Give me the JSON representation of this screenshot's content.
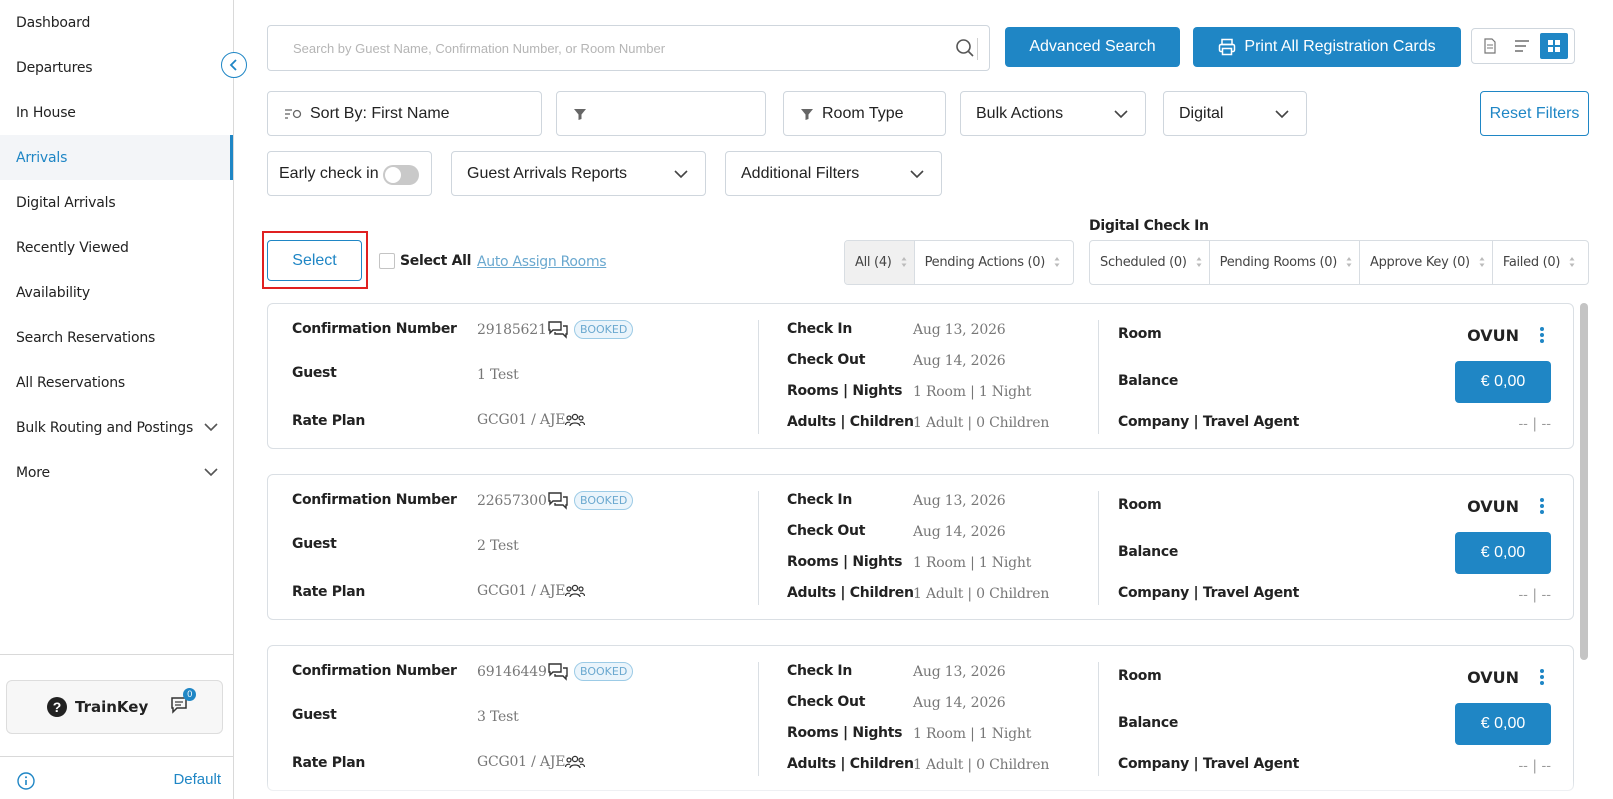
{
  "sidebar": {
    "items": [
      {
        "label": "Dashboard"
      },
      {
        "label": "Departures"
      },
      {
        "label": "In House"
      },
      {
        "label": "Arrivals",
        "active": true
      },
      {
        "label": "Digital Arrivals"
      },
      {
        "label": "Recently Viewed"
      },
      {
        "label": "Availability"
      },
      {
        "label": "Search Reservations"
      },
      {
        "label": "All Reservations"
      },
      {
        "label": "Bulk Routing and Postings",
        "expandable": true
      },
      {
        "label": "More",
        "expandable": true
      }
    ],
    "trainkey_label": "TrainKey",
    "chat_count": "0",
    "footer_label": "Default"
  },
  "toolbar": {
    "search_placeholder": "Search by Guest Name, Confirmation Number, or Room Number",
    "advanced_search_label": "Advanced Search",
    "print_label": "Print All Registration Cards"
  },
  "filters": {
    "sort_by_label": "Sort By: First Name",
    "filter_value": "",
    "room_type_label": "Room Type",
    "bulk_actions_label": "Bulk Actions",
    "digital_label": "Digital",
    "reset_label": "Reset Filters",
    "early_checkin_label": "Early check in",
    "reports_label": "Guest Arrivals Reports",
    "additional_filters_label": "Additional Filters"
  },
  "actions": {
    "select_label": "Select",
    "select_all_label": "Select All",
    "auto_assign_label": "Auto Assign Rooms"
  },
  "tabs": {
    "all_label": "All (4)",
    "pending_actions_label": "Pending Actions (0)",
    "digital_checkin_title": "Digital Check In",
    "scheduled_label": "Scheduled (0)",
    "pending_rooms_label": "Pending Rooms (0)",
    "approve_key_label": "Approve Key (0)",
    "failed_label": "Failed (0)"
  },
  "labels": {
    "confirmation_number": "Confirmation Number",
    "guest": "Guest",
    "rate_plan": "Rate Plan",
    "check_in": "Check In",
    "check_out": "Check Out",
    "rooms_nights": "Rooms | Nights",
    "adults_children": "Adults | Children",
    "room": "Room",
    "balance": "Balance",
    "company_travel_agent": "Company | Travel Agent"
  },
  "reservations": [
    {
      "confirmation": "29185621",
      "status": "BOOKED",
      "guest": "1 Test",
      "rate_plan": "GCG01 / AJE",
      "check_in": "Aug 13, 2026",
      "check_out": "Aug 14, 2026",
      "rooms_nights": "1 Room | 1 Night",
      "adults_children": "1 Adult | 0 Children",
      "room": "OVUN",
      "balance": "€ 0,00",
      "company": "-- | --"
    },
    {
      "confirmation": "22657300",
      "status": "BOOKED",
      "guest": "2 Test",
      "rate_plan": "GCG01 / AJE",
      "check_in": "Aug 13, 2026",
      "check_out": "Aug 14, 2026",
      "rooms_nights": "1 Room | 1 Night",
      "adults_children": "1 Adult | 0 Children",
      "room": "OVUN",
      "balance": "€ 0,00",
      "company": "-- | --"
    },
    {
      "confirmation": "69146449",
      "status": "BOOKED",
      "guest": "3 Test",
      "rate_plan": "GCG01 / AJE",
      "check_in": "Aug 13, 2026",
      "check_out": "Aug 14, 2026",
      "rooms_nights": "1 Room | 1 Night",
      "adults_children": "1 Adult | 0 Children",
      "room": "OVUN",
      "balance": "€ 0,00",
      "company": "-- | --"
    }
  ],
  "colors": {
    "accent": "#1f86c5",
    "highlight": "#e02020"
  }
}
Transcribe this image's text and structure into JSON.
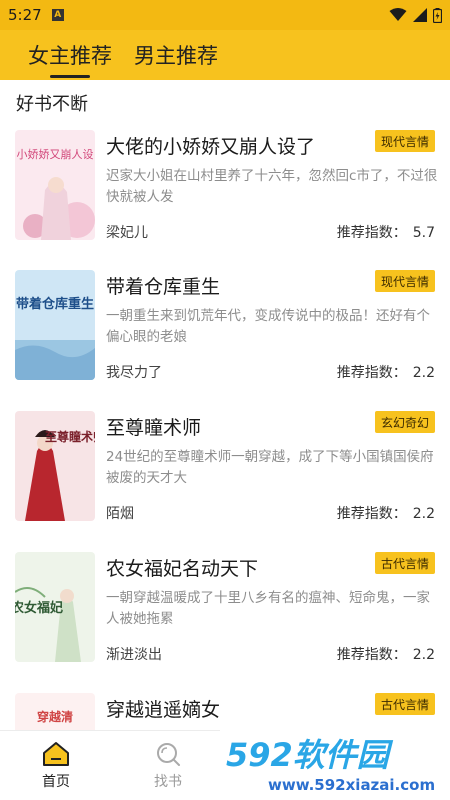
{
  "status": {
    "time": "5:27",
    "a_badge": "A"
  },
  "tabs": [
    {
      "label": "女主推荐",
      "active": true
    },
    {
      "label": "男主推荐",
      "active": false
    }
  ],
  "section_title": "好书不断",
  "score_label": "推荐指数：",
  "books": [
    {
      "title": "大佬的小娇娇又崩人设了",
      "tag": "现代言情",
      "desc": "迟家大小姐在山村里养了十六年，忽然回c市了，不过很快就被人发",
      "author": "梁妃儿",
      "score": "5.7",
      "cover_text": "小娇娇又崩人设"
    },
    {
      "title": "带着仓库重生",
      "tag": "现代言情",
      "desc": "一朝重生来到饥荒年代，变成传说中的极品！还好有个偏心眼的老娘",
      "author": "我尽力了",
      "score": "2.2",
      "cover_text": "带着仓库重生"
    },
    {
      "title": "至尊瞳术师",
      "tag": "玄幻奇幻",
      "desc": "24世纪的至尊瞳术师一朝穿越，成了下等小国镇国侯府被废的天才大",
      "author": "陌烟",
      "score": "2.2",
      "cover_text": "至尊瞳术师"
    },
    {
      "title": "农女福妃名动天下",
      "tag": "古代言情",
      "desc": "一朝穿越温暖成了十里八乡有名的瘟神、短命鬼，一家人被她拖累",
      "author": "渐进淡出",
      "score": "2.2",
      "cover_text": "农女福妃"
    },
    {
      "title": "穿越逍遥嫡女",
      "tag": "古代言情",
      "desc": "",
      "author": "",
      "score": "",
      "cover_text": "穿越清"
    }
  ],
  "nav": [
    {
      "label": "首页",
      "icon": "home-icon",
      "active": true
    },
    {
      "label": "找书",
      "icon": "search-icon",
      "active": false
    }
  ],
  "watermark": {
    "brand": "592软件园",
    "url": "www.592xiazai.com"
  },
  "colors": {
    "accent": "#f7c21e",
    "status_bar": "#f3b912",
    "badge_text": "#3b2a00",
    "desc_gray": "#8d8d8d"
  }
}
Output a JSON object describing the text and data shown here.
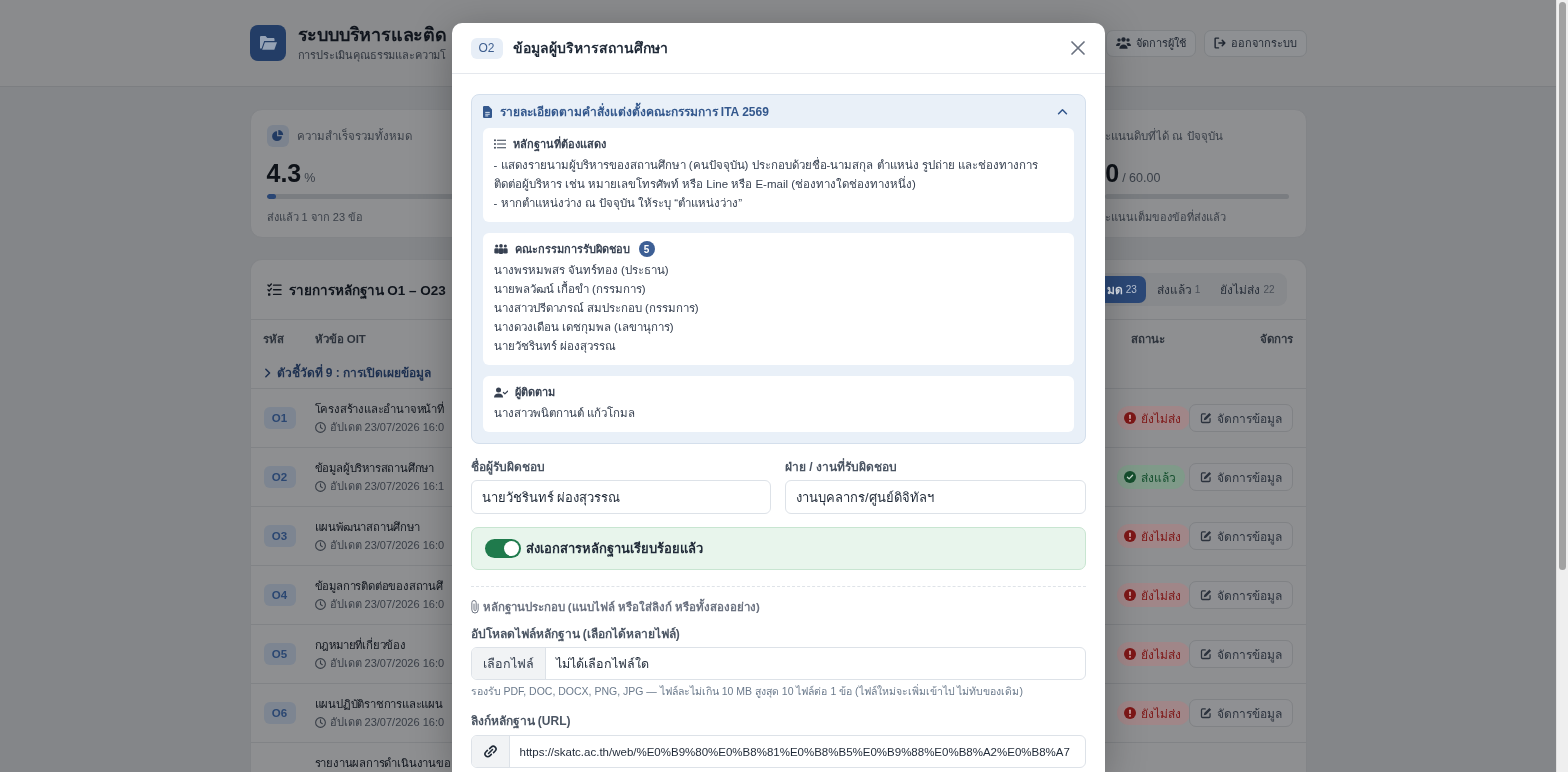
{
  "header": {
    "title": "ระบบบริหารและติด",
    "subtitle": "การประเมินคุณธรรมและความโ",
    "actions": [
      {
        "label": "จัดการผู้ใช้"
      },
      {
        "label": "ออกจากระบบ"
      }
    ]
  },
  "stats": [
    {
      "label": "ความสำเร็จรวมทั้งหมด",
      "value": "4.3",
      "unit": "%",
      "level": 0.043,
      "note": "ส่งแล้ว 1 จาก 23 ข้อ"
    },
    {
      "label": "ะแนนดิบที่ได้ ณ ปัจจุบัน",
      "value": "0",
      "unit": "/ 60.00",
      "note": "ะแนนเต็มของข้อที่ส่งแล้ว"
    }
  ],
  "table": {
    "title": "รายการหลักฐาน O1 – O23",
    "filters": [
      {
        "label": "มด",
        "count": "23",
        "selected": true
      },
      {
        "label": "ส่งแล้ว",
        "count": "1",
        "selected": false
      },
      {
        "label": "ยังไม่ส่ง",
        "count": "22",
        "selected": false
      }
    ],
    "columns": [
      "รหัส",
      "หัวข้อ OIT",
      "สถานะ",
      "จัดการ"
    ],
    "group": "ตัวชี้วัดที่ 9 : การเปิดเผยข้อมูล",
    "rows": [
      {
        "code": "O1",
        "title": "โครงสร้างและอำนาจหน้าที่",
        "updated": "อัปเดต 23/07/2026 16:0",
        "status": "ยังไม่ส่ง",
        "submitted": false,
        "action": "จัดการข้อมูล"
      },
      {
        "code": "O2",
        "title": "ข้อมูลผู้บริหารสถานศึกษา",
        "updated": "อัปเดต 23/07/2026 16:1",
        "status": "ส่งแล้ว",
        "submitted": true,
        "action": "จัดการข้อมูล"
      },
      {
        "code": "O3",
        "title": "แผนพัฒนาสถานศึกษา",
        "updated": "อัปเดต 23/07/2026 16:0",
        "status": "ยังไม่ส่ง",
        "submitted": false,
        "action": "จัดการข้อมูล"
      },
      {
        "code": "O4",
        "title": "ข้อมูลการติดต่อของสถานศึ",
        "updated": "อัปเดต 23/07/2026 16:0",
        "status": "ยังไม่ส่ง",
        "submitted": false,
        "action": "จัดการข้อมูล"
      },
      {
        "code": "O5",
        "title": "กฎหมายที่เกี่ยวข้อง",
        "updated": "อัปเดต 23/07/2026 16:0",
        "status": "ยังไม่ส่ง",
        "submitted": false,
        "action": "จัดการข้อมูล"
      },
      {
        "code": "O6",
        "title": "แผนปฏิบัติราชการและแผน",
        "updated": "อัปเดต 23/07/2026 16:0",
        "status": "ยังไม่ส่ง",
        "submitted": false,
        "action": "จัดการข้อมูล"
      },
      {
        "title": "รายงานผลการดำเนินงานขอ"
      }
    ]
  },
  "dialog": {
    "code": "O2",
    "title": "ข้อมูลผู้บริหารสถานศึกษา",
    "details": {
      "title": "รายละเอียดตามคำสั่งแต่งตั้งคณะกรรมการ ITA 2569",
      "expanded": true,
      "sections": [
        {
          "kind": "requirements",
          "title": "หลักฐานที่ต้องแสดง",
          "lines": [
            "- แสดงรายนามผู้บริหารของสถานศึกษา (คนปัจจุบัน) ประกอบด้วยชื่อ-นามสกุล ตำแหน่ง รูปถ่าย และช่องทางการติดต่อผู้บริหาร เช่น หมายเลขโทรศัพท์ หรือ Line หรือ E-mail (ช่องทางใดช่องทางหนึ่ง)",
            "- หากตำแหน่งว่าง ณ ปัจจุบัน ให้ระบุ “ตำแหน่งว่าง”"
          ]
        },
        {
          "kind": "committee",
          "title": "คณะกรรมการรับผิดชอบ",
          "count": "5",
          "lines": [
            "นางพรหมพสร จันทร์ทอง (ประธาน)",
            "นายพลวัฒน์ เกื้อขำ (กรรมการ)",
            "นางสาวปรีดาภรณ์ สมประกอบ (กรรมการ)",
            "นางดวงเดือน เดชกุมพล (เลขานุการ)",
            "นายวัชรินทร์ ผ่องสุวรรณ"
          ]
        },
        {
          "kind": "follower",
          "title": "ผู้ติดตาม",
          "lines": [
            "นางสาวพนิตกานต์ แก้วโกมล"
          ]
        }
      ]
    },
    "fields": [
      {
        "label": "ชื่อผู้รับผิดชอบ",
        "value": "นายวัชรินทร์ ผ่องสุวรรณ"
      },
      {
        "label": "ฝ่าย / งานที่รับผิดชอบ",
        "value": "งานบุคลากร/ศูนย์ดิจิทัลฯ"
      }
    ],
    "submitted_switch": {
      "label": "ส่งเอกสารหลักฐานเรียบร้อยแล้ว",
      "on": true
    },
    "attachments": {
      "title": "หลักฐานประกอบ (แนบไฟล์ หรือใส่ลิงก์ หรือทั้งสองอย่าง)",
      "upload_label": "อัปโหลดไฟล์หลักฐาน (เลือกได้หลายไฟล์)",
      "file_button": "เลือกไฟล์",
      "file_status": "ไม่ได้เลือกไฟล์ใด",
      "hint": "รองรับ PDF, DOC, DOCX, PNG, JPG — ไฟล์ละไม่เกิน 10 MB สูงสุด 10 ไฟล์ต่อ 1 ข้อ (ไฟล์ใหม่จะเพิ่มเข้าไป ไม่ทับของเดิม)",
      "link_label": "ลิงก์หลักฐาน (URL)",
      "link_value": "https://skatc.ac.th/web/%E0%B9%80%E0%B8%81%E0%B8%B5%E0%B9%88%E0%B8%A2%E0%B8%A7"
    }
  }
}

■ **Exercise directions**:
Collect each line above holding the string "วรรณ".

■ **Answer to the exercise**:
            "นายวัชรินทร์ ผ่องสุวรรณ"
        "value": "นายวัชรินทร์ ผ่องสุวรรณ"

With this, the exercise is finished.